**Task objective**
Every record that follows should be printed verbatim.

Stored items from a collection:
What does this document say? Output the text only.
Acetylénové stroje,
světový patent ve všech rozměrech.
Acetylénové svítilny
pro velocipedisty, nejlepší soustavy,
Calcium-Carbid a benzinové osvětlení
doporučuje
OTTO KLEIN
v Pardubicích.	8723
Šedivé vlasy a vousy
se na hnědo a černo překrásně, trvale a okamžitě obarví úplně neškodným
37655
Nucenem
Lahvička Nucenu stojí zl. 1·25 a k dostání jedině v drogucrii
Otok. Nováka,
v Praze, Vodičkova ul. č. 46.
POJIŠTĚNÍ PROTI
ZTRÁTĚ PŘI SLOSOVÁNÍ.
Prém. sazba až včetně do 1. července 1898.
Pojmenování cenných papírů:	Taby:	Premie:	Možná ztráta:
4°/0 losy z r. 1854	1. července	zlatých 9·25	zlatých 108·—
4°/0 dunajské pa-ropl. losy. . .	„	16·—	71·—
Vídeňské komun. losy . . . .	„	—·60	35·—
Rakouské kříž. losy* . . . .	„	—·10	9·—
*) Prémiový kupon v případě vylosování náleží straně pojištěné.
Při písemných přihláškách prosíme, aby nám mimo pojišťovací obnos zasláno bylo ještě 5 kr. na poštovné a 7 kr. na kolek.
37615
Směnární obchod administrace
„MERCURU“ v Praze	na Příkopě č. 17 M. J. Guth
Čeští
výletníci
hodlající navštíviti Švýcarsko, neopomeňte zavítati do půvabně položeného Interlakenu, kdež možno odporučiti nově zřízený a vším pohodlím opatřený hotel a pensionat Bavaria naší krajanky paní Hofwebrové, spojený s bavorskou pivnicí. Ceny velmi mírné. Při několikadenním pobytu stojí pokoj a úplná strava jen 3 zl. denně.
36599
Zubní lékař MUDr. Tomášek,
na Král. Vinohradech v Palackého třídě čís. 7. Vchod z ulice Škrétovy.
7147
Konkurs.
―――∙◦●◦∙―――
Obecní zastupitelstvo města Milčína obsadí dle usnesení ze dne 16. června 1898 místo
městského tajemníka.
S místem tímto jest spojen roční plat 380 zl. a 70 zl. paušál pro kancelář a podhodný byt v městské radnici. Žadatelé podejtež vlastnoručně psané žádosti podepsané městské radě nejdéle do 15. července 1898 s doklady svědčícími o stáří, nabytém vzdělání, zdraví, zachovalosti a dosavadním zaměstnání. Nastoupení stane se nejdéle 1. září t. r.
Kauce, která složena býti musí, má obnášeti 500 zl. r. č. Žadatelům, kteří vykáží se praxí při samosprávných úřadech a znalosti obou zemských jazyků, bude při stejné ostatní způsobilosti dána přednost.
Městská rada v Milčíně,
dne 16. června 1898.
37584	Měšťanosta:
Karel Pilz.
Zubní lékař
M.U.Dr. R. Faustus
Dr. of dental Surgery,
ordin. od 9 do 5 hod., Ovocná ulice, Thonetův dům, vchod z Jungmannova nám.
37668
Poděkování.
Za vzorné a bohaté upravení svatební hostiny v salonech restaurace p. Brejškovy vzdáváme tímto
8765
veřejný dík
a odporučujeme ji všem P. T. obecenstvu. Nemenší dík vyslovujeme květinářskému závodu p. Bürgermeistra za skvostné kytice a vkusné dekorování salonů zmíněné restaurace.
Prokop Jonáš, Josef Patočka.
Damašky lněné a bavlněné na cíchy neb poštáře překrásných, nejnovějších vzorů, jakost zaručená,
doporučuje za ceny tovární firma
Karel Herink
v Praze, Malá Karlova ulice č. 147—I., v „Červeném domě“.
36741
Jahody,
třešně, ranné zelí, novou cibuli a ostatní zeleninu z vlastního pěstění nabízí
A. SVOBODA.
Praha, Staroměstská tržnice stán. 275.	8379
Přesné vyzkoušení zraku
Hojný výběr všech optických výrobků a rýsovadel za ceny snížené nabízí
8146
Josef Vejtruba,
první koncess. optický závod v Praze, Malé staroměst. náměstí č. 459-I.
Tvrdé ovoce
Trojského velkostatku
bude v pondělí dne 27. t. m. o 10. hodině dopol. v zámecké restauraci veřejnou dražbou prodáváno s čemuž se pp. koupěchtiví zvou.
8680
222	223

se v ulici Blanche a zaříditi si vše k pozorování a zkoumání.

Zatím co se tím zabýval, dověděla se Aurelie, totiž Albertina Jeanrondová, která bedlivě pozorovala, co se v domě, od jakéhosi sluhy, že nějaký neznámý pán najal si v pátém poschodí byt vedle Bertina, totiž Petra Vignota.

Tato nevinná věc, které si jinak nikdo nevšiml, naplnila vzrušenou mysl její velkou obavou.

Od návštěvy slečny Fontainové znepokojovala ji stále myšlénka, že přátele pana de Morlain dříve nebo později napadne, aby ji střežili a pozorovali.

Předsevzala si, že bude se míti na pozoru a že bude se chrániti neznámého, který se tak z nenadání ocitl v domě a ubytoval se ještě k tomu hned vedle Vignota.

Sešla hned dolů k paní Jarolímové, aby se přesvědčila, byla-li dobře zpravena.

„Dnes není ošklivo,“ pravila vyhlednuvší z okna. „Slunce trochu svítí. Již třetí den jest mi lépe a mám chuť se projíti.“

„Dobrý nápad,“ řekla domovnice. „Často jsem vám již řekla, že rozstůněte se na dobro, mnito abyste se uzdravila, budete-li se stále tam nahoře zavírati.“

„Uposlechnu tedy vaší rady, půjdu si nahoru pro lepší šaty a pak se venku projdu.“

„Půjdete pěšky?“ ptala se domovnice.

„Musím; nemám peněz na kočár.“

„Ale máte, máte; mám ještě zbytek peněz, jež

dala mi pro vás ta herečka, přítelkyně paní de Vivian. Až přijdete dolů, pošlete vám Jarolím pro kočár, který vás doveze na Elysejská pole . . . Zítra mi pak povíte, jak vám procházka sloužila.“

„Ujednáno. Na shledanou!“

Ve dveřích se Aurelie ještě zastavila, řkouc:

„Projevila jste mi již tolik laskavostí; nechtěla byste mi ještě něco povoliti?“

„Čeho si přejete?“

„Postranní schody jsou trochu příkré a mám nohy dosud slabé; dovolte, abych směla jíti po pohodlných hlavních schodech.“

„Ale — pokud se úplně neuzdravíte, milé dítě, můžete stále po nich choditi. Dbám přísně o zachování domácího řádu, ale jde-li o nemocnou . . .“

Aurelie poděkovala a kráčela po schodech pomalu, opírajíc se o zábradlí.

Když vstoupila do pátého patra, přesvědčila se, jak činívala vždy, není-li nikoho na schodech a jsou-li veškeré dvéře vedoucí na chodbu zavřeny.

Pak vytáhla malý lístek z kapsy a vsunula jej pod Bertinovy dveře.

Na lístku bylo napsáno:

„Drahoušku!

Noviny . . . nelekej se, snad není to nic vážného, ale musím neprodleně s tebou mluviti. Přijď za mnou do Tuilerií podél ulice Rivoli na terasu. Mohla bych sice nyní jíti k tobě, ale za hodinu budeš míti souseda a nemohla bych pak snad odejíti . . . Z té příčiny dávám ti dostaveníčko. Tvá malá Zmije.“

**Task answer**
What does this document say? Output the text only.
Acetylénové stroje,
světový patent ve všech rozměrech.
Acetylénové svítilny
pro velocipedisty, nejlepší soustavy,
Calcium-Carbid a benzinové osvětlení
doporučuje
OTTO KLEIN
v Pardubicích.	8723
Šedivé vlasy a vousy
se na hnědo a černo překrásně, trvale a okamžitě obarví úplně neškodným
37655
Nucenem
Lahvička Nucenu stojí zl. 1·25 a k dostání jedině v drogucrii
Otok. Nováka,
v Praze, Vodičkova ul. č. 46.
POJIŠTĚNÍ PROTI
ZTRÁTĚ PŘI SLOSOVÁNÍ.
Prém. sazba až včetně do 1. července 1898.
Pojmenování cenných papírů:	Taby:	Premie:	Možná ztráta:
4°/0 losy z r. 1854	1. července	zlatých 9·25	zlatých 108·—
4°/0 dunajské pa-ropl. losy. . .	„	16·—	71·—
Vídeňské komun. losy . . . .	„	—·60	35·—
Rakouské kříž. losy* . . . .	„	—·10	9·—
*) Prémiový kupon v případě vylosování náleží straně pojištěné.
Při písemných přihláškách prosíme, aby nám mimo pojišťovací obnos zasláno bylo ještě 5 kr. na poštovné a 7 kr. na kolek.
37615
Směnární obchod administrace
„MERCURU“ v Praze	na Příkopě č. 17 M. J. Guth
Čeští
výletníci
hodlající navštíviti Švýcarsko, neopomeňte zavítati do půvabně položeného Interlakenu, kdež možno odporučiti nově zřízený a vším pohodlím opatřený hotel a pensionat Bavaria naší krajanky paní Hofwebrové, spojený s bavorskou pivnicí. Ceny velmi mírné. Při několikadenním pobytu stojí pokoj a úplná strava jen 3 zl. denně.
36599
Zubní lékař MUDr. Tomášek,
na Král. Vinohradech v Palackého třídě čís. 7. Vchod z ulice Škrétovy.
7147
Konkurs.
―――∙◦●◦∙―――
Obecní zastupitelstvo města Milčína obsadí dle usnesení ze dne 16. června 1898 místo
městského tajemníka.
S místem tímto jest spojen roční plat 380 zl. a 70 zl. paušál pro kancelář a podhodný byt v městské radnici. Žadatelé podejtež vlastnoručně psané žádosti podepsané městské radě nejdéle do 15. července 1898 s doklady svědčícími o stáří, nabytém vzdělání, zdraví, zachovalosti a dosavadním zaměstnání. Nastoupení stane se nejdéle 1. září t. r.
Kauce, která složena býti musí, má obnášeti 500 zl. r. č. Žadatelům, kteří vykáží se praxí při samosprávných úřadech a znalosti obou zemských jazyků, bude při stejné ostatní způsobilosti dána přednost.
Městská rada v Milčíně,
dne 16. června 1898.
37584	Měšťanosta:
Karel Pilz.
Zubní lékař
M.U.Dr. R. Faustus
Dr. of dental Surgery,
ordin. od 9 do 5 hod., Ovocná ulice, Thonetův dům, vchod z Jungmannova nám.
37668
Poděkování.
Za vzorné a bohaté upravení svatební hostiny v salonech restaurace p. Brejškovy vzdáváme tímto
8765
veřejný dík
a odporučujeme ji všem P. T. obecenstvu. Nemenší dík vyslovujeme květinářskému závodu p. Bürgermeistra za skvostné kytice a vkusné dekorování salonů zmíněné restaurace.
Prokop Jonáš, Josef Patočka.
Damašky lněné a bavlněné na cíchy neb poštáře překrásných, nejnovějších vzorů, jakost zaručená,
doporučuje za ceny tovární firma
Karel Herink
v Praze, Malá Karlova ulice č. 147—I., v „Červeném domě“.
36741
Jahody,
třešně, ranné zelí, novou cibuli a ostatní zeleninu z vlastního pěstění nabízí
A. SVOBODA.
Praha, Staroměstská tržnice stán. 275.	8379
Přesné vyzkoušení zraku
Hojný výběr všech optických výrobků a rýsovadel za ceny snížené nabízí
8146
Josef Vejtruba,
první koncess. optický závod v Praze, Malé staroměst. náměstí č. 459-I.
Tvrdé ovoce
Trojského velkostatku
bude v pondělí dne 27. t. m. o 10. hodině dopol. v zámecké restauraci veřejnou dražbou prodáváno s čemuž se pp. koupěchtiví zvou.
8680
222	223

se v ulici Blanche a zaříditi si vše k pozorování a zkoumání.

Zatím co se tím zabýval, dověděla se Aurelie, totiž Albertina Jeanrondová, která bedlivě pozorovala, co se v domě, od jakéhosi sluhy, že nějaký neznámý pán najal si v pátém poschodí byt vedle Bertina, totiž Petra Vignota.

Tato nevinná věc, které si jinak nikdo nevšiml, naplnila vzrušenou mysl její velkou obavou.

Od návštěvy slečny Fontainové znepokojovala ji stále myšlénka, že přátele pana de Morlain dříve nebo později napadne, aby ji střežili a pozorovali.

Předsevzala si, že bude se míti na pozoru a že bude se chrániti neznámého, který se tak z nenadání ocitl v domě a ubytoval se ještě k tomu hned vedle Vignota.

Sešla hned dolů k paní Jarolímové, aby se přesvědčila, byla-li dobře zpravena.

„Dnes není ošklivo,“ pravila vyhlednuvší z okna. „Slunce trochu svítí. Již třetí den jest mi lépe a mám chuť se projíti.“

„Dobrý nápad,“ řekla domovnice. „Často jsem vám již řekla, že rozstůněte se na dobro, mnito abyste se uzdravila, budete-li se stále tam nahoře zavírati.“

„Uposlechnu tedy vaší rady, půjdu si nahoru pro lepší šaty a pak se venku projdu.“

„Půjdete pěšky?“ ptala se domovnice.

„Musím; nemám peněz na kočár.“

„Ale máte, máte; mám ještě zbytek peněz, jež

dala mi pro vás ta herečka, přítelkyně paní de Vivian. Až přijdete dolů, pošlete vám Jarolím pro kočár, který vás doveze na Elysejská pole . . . Zítra mi pak povíte, jak vám procházka sloužila.“

„Ujednáno. Na shledanou!“

Ve dveřích se Aurelie ještě zastavila, řkouc:

„Projevila jste mi již tolik laskavostí; nechtěla byste mi ještě něco povoliti?“

„Čeho si přejete?“

„Postranní schody jsou trochu příkré a mám nohy dosud slabé; dovolte, abych směla jíti po pohodlných hlavních schodech.“

„Ale — pokud se úplně neuzdravíte, milé dítě, můžete stále po nich choditi. Dbám přísně o zachování domácího řádu, ale jde-li o nemocnou . . .“

Aurelie poděkovala a kráčela po schodech pomalu, opírajíc se o zábradlí.

Když vstoupila do pátého patra, přesvědčila se, jak činívala vždy, není-li nikoho na schodech a jsou-li veškeré dvéře vedoucí na chodbu zavřeny.

Pak vytáhla malý lístek z kapsy a vsunula jej pod Bertinovy dveře.

Na lístku bylo napsáno:

„Drahoušku!

Noviny . . . nelekej se, snad není to nic vážného, ale musím neprodleně s tebou mluviti. Přijď za mnou do Tuilerií podél ulice Rivoli na terasu. Mohla bych sice nyní jíti k tobě, ale za hodinu budeš míti souseda a nemohla bych pak snad odejíti . . . Z té příčiny dávám ti dostaveníčko. Tvá malá Zmije.“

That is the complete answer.